Exercise
Read the lines that follow and tally those with the word "screenshot"; give the number and nothing else.

Stored rows
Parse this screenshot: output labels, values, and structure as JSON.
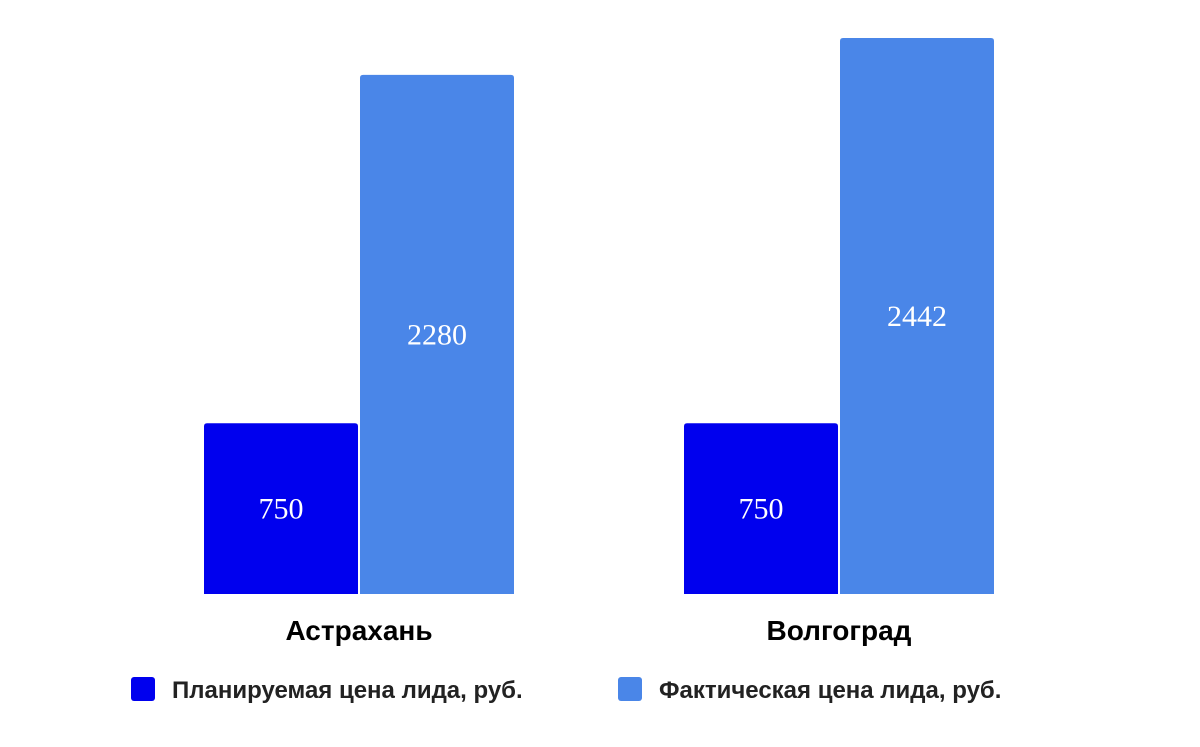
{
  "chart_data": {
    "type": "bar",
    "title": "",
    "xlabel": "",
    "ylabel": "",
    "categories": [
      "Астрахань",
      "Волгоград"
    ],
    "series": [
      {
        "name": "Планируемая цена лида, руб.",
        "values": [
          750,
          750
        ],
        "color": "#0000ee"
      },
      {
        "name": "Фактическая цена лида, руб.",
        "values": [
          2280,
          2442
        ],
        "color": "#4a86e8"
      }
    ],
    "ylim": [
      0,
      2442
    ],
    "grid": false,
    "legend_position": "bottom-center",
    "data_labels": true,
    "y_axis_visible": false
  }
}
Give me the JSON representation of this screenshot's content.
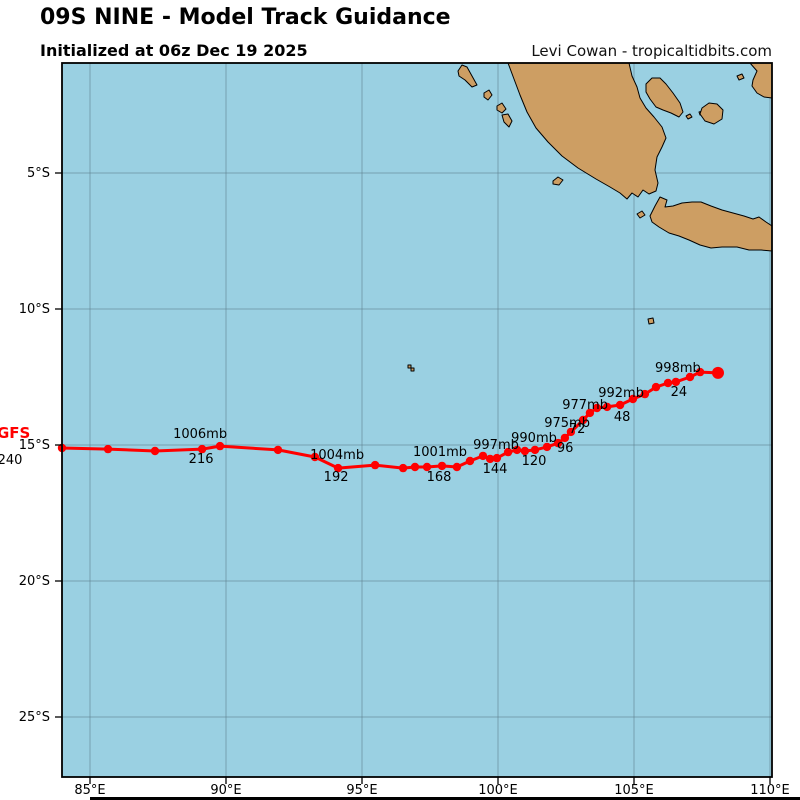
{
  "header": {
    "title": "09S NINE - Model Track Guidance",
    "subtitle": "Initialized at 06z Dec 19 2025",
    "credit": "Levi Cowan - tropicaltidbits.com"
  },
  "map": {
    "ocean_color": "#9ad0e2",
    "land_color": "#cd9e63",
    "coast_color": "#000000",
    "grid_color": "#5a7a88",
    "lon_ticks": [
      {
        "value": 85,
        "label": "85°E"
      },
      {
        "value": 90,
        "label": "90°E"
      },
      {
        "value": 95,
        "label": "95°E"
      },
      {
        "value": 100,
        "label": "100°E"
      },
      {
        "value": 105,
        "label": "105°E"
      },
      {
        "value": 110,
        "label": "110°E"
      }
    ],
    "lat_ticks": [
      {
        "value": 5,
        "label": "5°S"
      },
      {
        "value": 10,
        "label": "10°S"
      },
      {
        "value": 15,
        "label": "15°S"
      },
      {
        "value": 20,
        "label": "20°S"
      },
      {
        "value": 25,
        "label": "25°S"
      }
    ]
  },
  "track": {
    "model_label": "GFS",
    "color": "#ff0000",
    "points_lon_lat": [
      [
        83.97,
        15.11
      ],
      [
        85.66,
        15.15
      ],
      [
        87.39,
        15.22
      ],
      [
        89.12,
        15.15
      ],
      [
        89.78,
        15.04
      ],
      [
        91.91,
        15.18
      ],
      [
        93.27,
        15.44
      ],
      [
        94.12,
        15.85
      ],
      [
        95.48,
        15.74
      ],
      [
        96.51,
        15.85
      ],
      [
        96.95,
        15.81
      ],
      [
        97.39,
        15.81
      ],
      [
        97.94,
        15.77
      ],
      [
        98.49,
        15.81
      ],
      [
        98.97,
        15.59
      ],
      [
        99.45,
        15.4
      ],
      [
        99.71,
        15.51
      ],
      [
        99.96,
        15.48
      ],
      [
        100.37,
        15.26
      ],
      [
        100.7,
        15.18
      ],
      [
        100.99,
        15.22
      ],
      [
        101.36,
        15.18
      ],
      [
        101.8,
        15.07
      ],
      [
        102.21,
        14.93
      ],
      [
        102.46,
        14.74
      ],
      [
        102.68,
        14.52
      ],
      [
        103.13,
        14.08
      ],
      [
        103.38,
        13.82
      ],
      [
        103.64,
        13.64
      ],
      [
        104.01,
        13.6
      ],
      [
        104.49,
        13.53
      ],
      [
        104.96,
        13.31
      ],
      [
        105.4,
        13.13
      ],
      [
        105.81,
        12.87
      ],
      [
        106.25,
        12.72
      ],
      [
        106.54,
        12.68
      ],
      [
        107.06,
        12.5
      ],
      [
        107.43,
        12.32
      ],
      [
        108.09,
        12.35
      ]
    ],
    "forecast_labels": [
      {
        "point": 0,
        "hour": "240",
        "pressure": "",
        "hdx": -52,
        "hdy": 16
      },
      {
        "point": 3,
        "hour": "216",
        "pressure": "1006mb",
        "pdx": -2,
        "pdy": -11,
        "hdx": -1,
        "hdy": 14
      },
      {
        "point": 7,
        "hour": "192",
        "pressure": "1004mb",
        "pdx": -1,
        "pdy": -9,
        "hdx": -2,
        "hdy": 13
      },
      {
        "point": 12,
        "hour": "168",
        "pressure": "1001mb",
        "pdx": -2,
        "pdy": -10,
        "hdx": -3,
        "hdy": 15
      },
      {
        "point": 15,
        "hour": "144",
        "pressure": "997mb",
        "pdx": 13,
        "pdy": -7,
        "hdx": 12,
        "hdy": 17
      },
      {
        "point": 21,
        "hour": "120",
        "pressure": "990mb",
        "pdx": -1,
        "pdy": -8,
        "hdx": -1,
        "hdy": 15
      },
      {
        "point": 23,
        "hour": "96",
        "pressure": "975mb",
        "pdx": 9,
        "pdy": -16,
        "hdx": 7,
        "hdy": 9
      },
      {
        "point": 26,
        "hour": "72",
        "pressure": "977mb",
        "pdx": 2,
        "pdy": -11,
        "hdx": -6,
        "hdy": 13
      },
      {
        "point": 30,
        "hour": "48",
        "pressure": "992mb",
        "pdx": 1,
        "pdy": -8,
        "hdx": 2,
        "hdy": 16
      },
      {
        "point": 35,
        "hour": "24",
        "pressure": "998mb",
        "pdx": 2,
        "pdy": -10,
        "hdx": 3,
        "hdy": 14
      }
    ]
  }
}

==

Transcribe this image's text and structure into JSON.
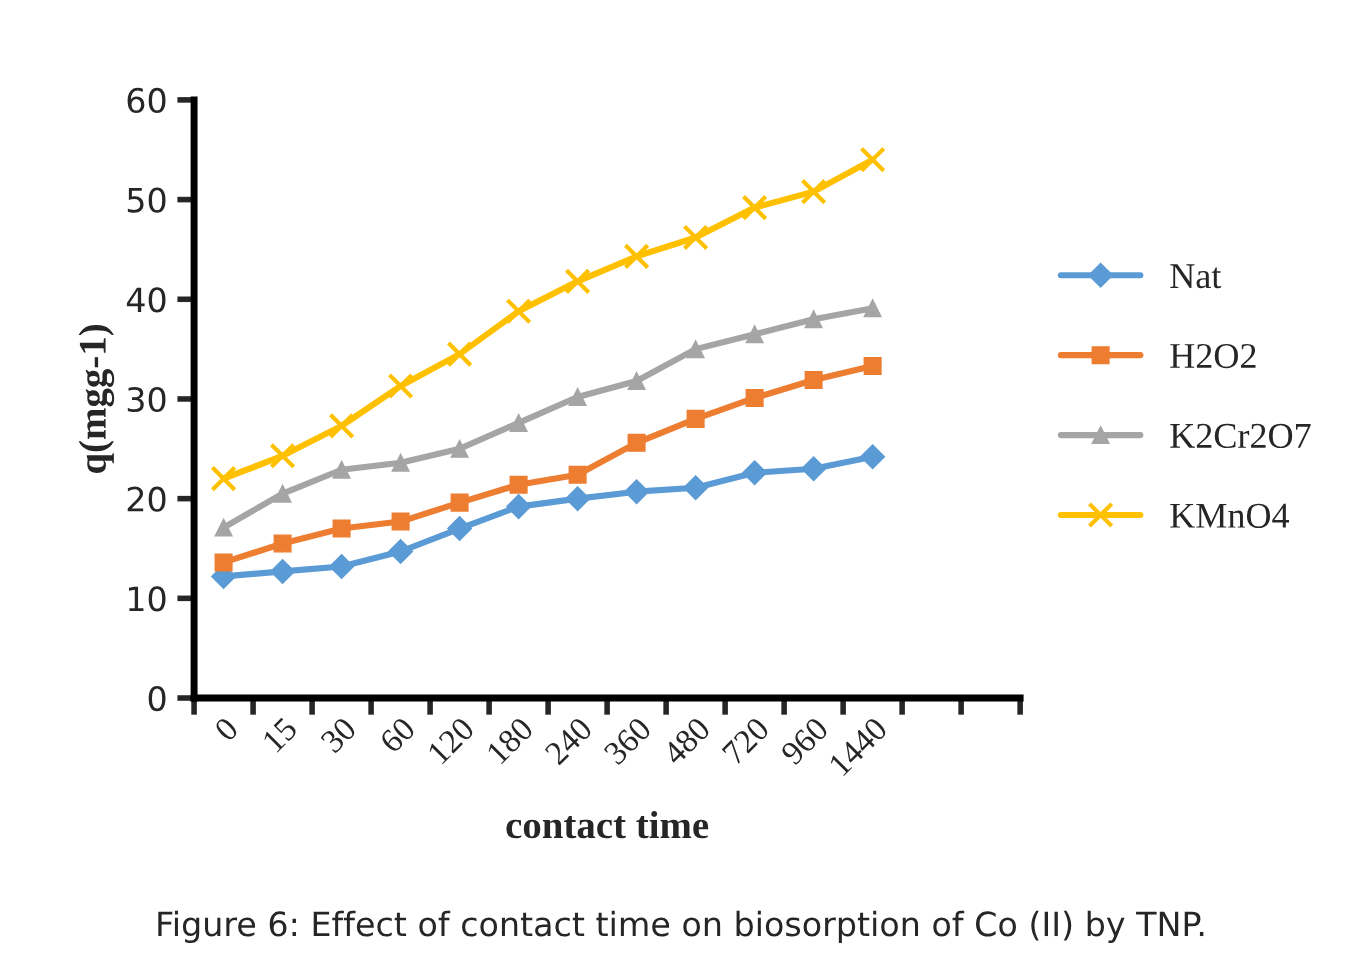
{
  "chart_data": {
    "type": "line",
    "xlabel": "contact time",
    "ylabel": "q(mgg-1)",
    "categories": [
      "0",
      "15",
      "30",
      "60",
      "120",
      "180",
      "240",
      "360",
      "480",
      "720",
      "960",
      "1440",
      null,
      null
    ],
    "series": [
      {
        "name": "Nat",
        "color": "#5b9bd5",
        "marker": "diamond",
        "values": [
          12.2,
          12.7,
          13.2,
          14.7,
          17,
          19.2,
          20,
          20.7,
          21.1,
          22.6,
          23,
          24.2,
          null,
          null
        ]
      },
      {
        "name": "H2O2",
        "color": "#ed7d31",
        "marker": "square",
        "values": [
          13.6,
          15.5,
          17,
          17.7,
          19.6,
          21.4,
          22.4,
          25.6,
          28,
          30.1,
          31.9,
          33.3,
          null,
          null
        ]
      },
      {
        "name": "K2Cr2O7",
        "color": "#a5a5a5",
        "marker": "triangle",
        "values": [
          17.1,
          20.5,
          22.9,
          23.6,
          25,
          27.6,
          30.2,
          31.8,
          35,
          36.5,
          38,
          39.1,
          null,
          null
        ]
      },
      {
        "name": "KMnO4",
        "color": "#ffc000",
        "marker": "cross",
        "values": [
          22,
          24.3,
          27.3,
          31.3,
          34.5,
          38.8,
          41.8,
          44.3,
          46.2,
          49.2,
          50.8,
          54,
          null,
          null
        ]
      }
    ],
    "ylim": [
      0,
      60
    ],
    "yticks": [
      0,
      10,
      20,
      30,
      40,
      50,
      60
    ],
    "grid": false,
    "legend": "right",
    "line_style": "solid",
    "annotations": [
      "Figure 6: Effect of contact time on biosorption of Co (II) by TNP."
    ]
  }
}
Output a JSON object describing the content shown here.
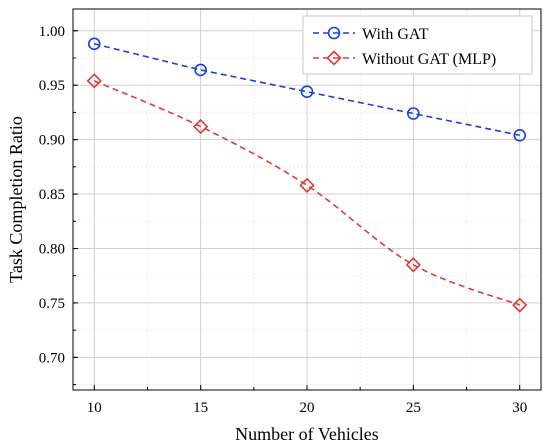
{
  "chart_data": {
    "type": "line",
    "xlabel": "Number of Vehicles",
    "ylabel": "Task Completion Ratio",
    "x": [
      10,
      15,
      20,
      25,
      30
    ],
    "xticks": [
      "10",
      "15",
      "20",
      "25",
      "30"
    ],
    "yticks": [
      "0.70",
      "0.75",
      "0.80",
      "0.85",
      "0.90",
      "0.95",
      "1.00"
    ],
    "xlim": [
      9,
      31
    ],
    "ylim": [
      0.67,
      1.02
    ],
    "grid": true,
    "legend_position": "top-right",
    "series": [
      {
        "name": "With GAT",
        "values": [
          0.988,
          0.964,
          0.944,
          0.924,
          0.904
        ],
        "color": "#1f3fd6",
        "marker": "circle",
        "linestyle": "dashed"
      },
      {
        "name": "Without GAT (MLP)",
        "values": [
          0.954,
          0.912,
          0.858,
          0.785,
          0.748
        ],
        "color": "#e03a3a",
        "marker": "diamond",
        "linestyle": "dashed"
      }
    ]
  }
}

Task output
2